▶ _WHAT YOU ARE ASKED TO DO_
For the string "outer", search the entries below and copy every line where it appears.

▶ _TASK INPUTS_
Start of Block
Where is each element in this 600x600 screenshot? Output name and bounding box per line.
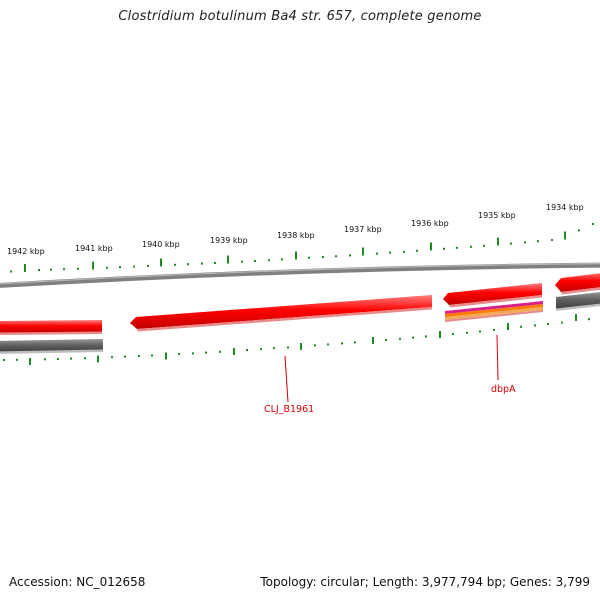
leader-line-clj-b1961 (284, 355, 289, 403)
scale-label: 1937 kbp (344, 225, 382, 234)
outer-scale-ticks (10, 223, 594, 273)
gene-arrow[interactable] (0, 320, 102, 333)
gene-arrow-dbpa-upper[interactable] (443, 283, 542, 305)
gene-label-dbpa[interactable]: dbpA (491, 384, 516, 395)
genome-stats-text: Topology: circular; Length: 3,977,794 bp… (260, 575, 590, 589)
grey-feature-bars (0, 292, 600, 354)
scale-label: 1936 kbp (411, 219, 449, 228)
genome-backbone-outer (0, 262, 600, 288)
gene-label-clj-b1961[interactable]: CLJ_B1961 (264, 404, 314, 415)
scale-label: 1941 kbp (75, 244, 113, 253)
scale-label: 1942 kbp (7, 247, 45, 256)
scale-label: 1938 kbp (277, 231, 315, 240)
dbpa-feature-bands (445, 301, 543, 322)
scale-label: 1934 kbp (546, 203, 584, 212)
inner-scale-ticks (3, 314, 590, 365)
scale-label: 1940 kbp (142, 240, 180, 249)
accession-text: Accession: NC_012658 (9, 575, 146, 589)
genome-title: Clostridium botulinum Ba4 str. 657, comp… (118, 9, 482, 24)
gene-arrow-clj-b1961[interactable] (130, 295, 432, 329)
scale-labels: 1942 kbp 1941 kbp 1940 kbp 1939 kbp 1938… (7, 203, 584, 256)
scale-label: 1939 kbp (210, 236, 248, 245)
gene-arrow[interactable] (555, 272, 600, 292)
leader-line-dbpa (496, 334, 499, 381)
forward-strand-genes (0, 272, 600, 335)
scale-label: 1935 kbp (478, 211, 516, 220)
End of Block
▶ _RESPONSE TO THIS TASK_
outer-scale-ticks (10, 223, 594, 273)
genome-backbone-outer (0, 262, 600, 288)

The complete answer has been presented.